(THE TASK) What follows is a set of records; repeat all of them exactly.

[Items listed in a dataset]
━━━━━━━━

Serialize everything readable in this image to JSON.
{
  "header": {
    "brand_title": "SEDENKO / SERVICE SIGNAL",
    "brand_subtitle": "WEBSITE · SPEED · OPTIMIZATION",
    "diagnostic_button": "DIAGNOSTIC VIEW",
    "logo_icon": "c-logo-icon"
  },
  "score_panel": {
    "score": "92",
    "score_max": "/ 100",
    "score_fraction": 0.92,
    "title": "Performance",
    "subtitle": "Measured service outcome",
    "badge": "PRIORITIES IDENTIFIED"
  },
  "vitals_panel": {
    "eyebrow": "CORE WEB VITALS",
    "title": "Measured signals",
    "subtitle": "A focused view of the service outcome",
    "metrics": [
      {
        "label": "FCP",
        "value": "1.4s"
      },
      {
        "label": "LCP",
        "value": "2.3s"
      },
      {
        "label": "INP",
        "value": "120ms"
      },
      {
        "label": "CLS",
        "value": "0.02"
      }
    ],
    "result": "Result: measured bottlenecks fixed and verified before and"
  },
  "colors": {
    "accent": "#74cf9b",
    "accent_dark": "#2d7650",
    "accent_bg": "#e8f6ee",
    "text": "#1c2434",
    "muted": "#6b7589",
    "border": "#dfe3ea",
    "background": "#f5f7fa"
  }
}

━━━━━━━━

(COMPLETED EXERCISE)
Serialize everything readable in this image to JSON.
{
  "header": {
    "brand_title": "SEDENKO / SERVICE SIGNAL",
    "brand_subtitle": "WEBSITE · SPEED · OPTIMIZATION",
    "diagnostic_button": "DIAGNOSTIC VIEW",
    "logo_icon": "c-logo-icon"
  },
  "score_panel": {
    "score": "92",
    "score_max": "/ 100",
    "score_fraction": 0.92,
    "title": "Performance",
    "subtitle": "Measured service outcome",
    "badge": "PRIORITIES IDENTIFIED"
  },
  "vitals_panel": {
    "eyebrow": "CORE WEB VITALS",
    "title": "Measured signals",
    "subtitle": "A focused view of the service outcome",
    "metrics": [
      {
        "label": "FCP",
        "value": "1.4s"
      },
      {
        "label": "LCP",
        "value": "2.3s"
      },
      {
        "label": "INP",
        "value": "120ms"
      },
      {
        "label": "CLS",
        "value": "0.02"
      }
    ],
    "result": "Result: measured bottlenecks fixed and verified before and"
  },
  "colors": {
    "accent": "#74cf9b",
    "accent_dark": "#2d7650",
    "accent_bg": "#e8f6ee",
    "text": "#1c2434",
    "muted": "#6b7589",
    "border": "#dfe3ea",
    "background": "#f5f7fa"
  }
}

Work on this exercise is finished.